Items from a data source
• • •

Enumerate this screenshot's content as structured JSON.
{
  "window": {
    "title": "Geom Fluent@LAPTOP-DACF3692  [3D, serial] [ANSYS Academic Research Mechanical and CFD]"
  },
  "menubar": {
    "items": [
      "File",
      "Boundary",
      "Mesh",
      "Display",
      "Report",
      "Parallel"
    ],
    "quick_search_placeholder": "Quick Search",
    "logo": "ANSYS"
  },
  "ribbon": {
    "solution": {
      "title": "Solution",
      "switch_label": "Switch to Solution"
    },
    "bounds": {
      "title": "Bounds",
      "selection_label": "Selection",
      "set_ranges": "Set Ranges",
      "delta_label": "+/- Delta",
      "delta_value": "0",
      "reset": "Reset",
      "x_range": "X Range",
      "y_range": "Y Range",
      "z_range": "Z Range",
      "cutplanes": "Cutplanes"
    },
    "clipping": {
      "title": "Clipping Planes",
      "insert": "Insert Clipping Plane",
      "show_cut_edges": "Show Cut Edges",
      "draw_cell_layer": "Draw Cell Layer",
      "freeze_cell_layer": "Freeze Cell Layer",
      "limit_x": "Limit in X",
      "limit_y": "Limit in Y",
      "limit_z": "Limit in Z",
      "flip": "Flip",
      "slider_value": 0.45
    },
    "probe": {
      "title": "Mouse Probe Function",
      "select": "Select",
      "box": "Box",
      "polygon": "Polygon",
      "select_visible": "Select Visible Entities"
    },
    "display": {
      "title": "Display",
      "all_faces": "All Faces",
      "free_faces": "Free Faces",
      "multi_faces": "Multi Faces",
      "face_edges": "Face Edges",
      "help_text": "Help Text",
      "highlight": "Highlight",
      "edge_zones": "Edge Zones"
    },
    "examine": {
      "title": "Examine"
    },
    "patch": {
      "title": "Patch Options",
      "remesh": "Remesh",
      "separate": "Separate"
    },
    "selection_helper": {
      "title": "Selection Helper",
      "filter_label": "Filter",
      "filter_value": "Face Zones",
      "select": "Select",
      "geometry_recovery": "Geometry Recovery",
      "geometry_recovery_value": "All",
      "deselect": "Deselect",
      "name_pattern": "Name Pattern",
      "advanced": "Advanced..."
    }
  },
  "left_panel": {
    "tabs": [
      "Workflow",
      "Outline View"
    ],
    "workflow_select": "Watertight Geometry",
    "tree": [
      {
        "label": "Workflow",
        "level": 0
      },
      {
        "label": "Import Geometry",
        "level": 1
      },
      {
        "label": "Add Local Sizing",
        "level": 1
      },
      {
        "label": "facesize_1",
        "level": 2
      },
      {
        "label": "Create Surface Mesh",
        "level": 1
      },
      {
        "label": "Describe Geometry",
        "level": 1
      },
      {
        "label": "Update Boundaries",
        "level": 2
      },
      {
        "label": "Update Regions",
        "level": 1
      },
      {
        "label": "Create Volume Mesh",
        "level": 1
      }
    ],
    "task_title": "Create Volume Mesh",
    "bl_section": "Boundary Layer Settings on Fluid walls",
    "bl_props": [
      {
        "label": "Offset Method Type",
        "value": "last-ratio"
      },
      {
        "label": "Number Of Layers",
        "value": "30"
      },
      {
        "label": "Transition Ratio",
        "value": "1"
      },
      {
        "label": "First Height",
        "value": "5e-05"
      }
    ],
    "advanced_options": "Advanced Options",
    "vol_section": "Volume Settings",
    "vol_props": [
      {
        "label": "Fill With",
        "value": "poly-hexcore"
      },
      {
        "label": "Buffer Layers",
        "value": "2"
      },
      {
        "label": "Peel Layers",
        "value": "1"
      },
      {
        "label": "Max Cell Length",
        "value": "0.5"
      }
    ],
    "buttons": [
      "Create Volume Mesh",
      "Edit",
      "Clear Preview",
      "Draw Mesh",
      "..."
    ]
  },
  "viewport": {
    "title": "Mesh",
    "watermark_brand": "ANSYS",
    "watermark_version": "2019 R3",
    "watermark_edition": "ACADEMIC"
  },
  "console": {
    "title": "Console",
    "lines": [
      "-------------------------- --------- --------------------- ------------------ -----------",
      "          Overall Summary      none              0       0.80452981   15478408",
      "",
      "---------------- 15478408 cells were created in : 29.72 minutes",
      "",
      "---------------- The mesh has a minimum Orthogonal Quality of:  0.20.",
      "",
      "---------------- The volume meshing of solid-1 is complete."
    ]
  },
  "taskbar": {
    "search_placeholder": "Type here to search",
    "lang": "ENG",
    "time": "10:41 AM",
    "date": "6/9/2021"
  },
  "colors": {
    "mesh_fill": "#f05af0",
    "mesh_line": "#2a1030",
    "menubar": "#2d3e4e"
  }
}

• • •

#### Work task
Reproduce the entries above in full, precisely as written.

#### Response to this exercise
Enumerate this screenshot's content as structured JSON.
{
  "window": {
    "title": "Geom Fluent@LAPTOP-DACF3692  [3D, serial] [ANSYS Academic Research Mechanical and CFD]"
  },
  "menubar": {
    "items": [
      "File",
      "Boundary",
      "Mesh",
      "Display",
      "Report",
      "Parallel"
    ],
    "quick_search_placeholder": "Quick Search",
    "logo": "ANSYS"
  },
  "ribbon": {
    "solution": {
      "title": "Solution",
      "switch_label": "Switch to Solution"
    },
    "bounds": {
      "title": "Bounds",
      "selection_label": "Selection",
      "set_ranges": "Set Ranges",
      "delta_label": "+/- Delta",
      "delta_value": "0",
      "reset": "Reset",
      "x_range": "X Range",
      "y_range": "Y Range",
      "z_range": "Z Range",
      "cutplanes": "Cutplanes"
    },
    "clipping": {
      "title": "Clipping Planes",
      "insert": "Insert Clipping Plane",
      "show_cut_edges": "Show Cut Edges",
      "draw_cell_layer": "Draw Cell Layer",
      "freeze_cell_layer": "Freeze Cell Layer",
      "limit_x": "Limit in X",
      "limit_y": "Limit in Y",
      "limit_z": "Limit in Z",
      "flip": "Flip",
      "slider_value": 0.45
    },
    "probe": {
      "title": "Mouse Probe Function",
      "select": "Select",
      "box": "Box",
      "polygon": "Polygon",
      "select_visible": "Select Visible Entities"
    },
    "display": {
      "title": "Display",
      "all_faces": "All Faces",
      "free_faces": "Free Faces",
      "multi_faces": "Multi Faces",
      "face_edges": "Face Edges",
      "help_text": "Help Text",
      "highlight": "Highlight",
      "edge_zones": "Edge Zones"
    },
    "examine": {
      "title": "Examine"
    },
    "patch": {
      "title": "Patch Options",
      "remesh": "Remesh",
      "separate": "Separate"
    },
    "selection_helper": {
      "title": "Selection Helper",
      "filter_label": "Filter",
      "filter_value": "Face Zones",
      "select": "Select",
      "geometry_recovery": "Geometry Recovery",
      "geometry_recovery_value": "All",
      "deselect": "Deselect",
      "name_pattern": "Name Pattern",
      "advanced": "Advanced..."
    }
  },
  "left_panel": {
    "tabs": [
      "Workflow",
      "Outline View"
    ],
    "workflow_select": "Watertight Geometry",
    "tree": [
      {
        "label": "Workflow",
        "level": 0
      },
      {
        "label": "Import Geometry",
        "level": 1
      },
      {
        "label": "Add Local Sizing",
        "level": 1
      },
      {
        "label": "facesize_1",
        "level": 2
      },
      {
        "label": "Create Surface Mesh",
        "level": 1
      },
      {
        "label": "Describe Geometry",
        "level": 1
      },
      {
        "label": "Update Boundaries",
        "level": 2
      },
      {
        "label": "Update Regions",
        "level": 1
      },
      {
        "label": "Create Volume Mesh",
        "level": 1
      }
    ],
    "task_title": "Create Volume Mesh",
    "bl_section": "Boundary Layer Settings on Fluid walls",
    "bl_props": [
      {
        "label": "Offset Method Type",
        "value": "last-ratio"
      },
      {
        "label": "Number Of Layers",
        "value": "30"
      },
      {
        "label": "Transition Ratio",
        "value": "1"
      },
      {
        "label": "First Height",
        "value": "5e-05"
      }
    ],
    "advanced_options": "Advanced Options",
    "vol_section": "Volume Settings",
    "vol_props": [
      {
        "label": "Fill With",
        "value": "poly-hexcore"
      },
      {
        "label": "Buffer Layers",
        "value": "2"
      },
      {
        "label": "Peel Layers",
        "value": "1"
      },
      {
        "label": "Max Cell Length",
        "value": "0.5"
      }
    ],
    "buttons": [
      "Create Volume Mesh",
      "Edit",
      "Clear Preview",
      "Draw Mesh",
      "..."
    ]
  },
  "viewport": {
    "title": "Mesh",
    "watermark_brand": "ANSYS",
    "watermark_version": "2019 R3",
    "watermark_edition": "ACADEMIC"
  },
  "console": {
    "title": "Console",
    "lines": [
      "-------------------------- --------- --------------------- ------------------ -----------",
      "          Overall Summary      none              0       0.80452981   15478408",
      "",
      "---------------- 15478408 cells were created in : 29.72 minutes",
      "",
      "---------------- The mesh has a minimum Orthogonal Quality of:  0.20.",
      "",
      "---------------- The volume meshing of solid-1 is complete."
    ]
  },
  "taskbar": {
    "search_placeholder": "Type here to search",
    "lang": "ENG",
    "time": "10:41 AM",
    "date": "6/9/2021"
  },
  "colors": {
    "mesh_fill": "#f05af0",
    "mesh_line": "#2a1030",
    "menubar": "#2d3e4e"
  }
}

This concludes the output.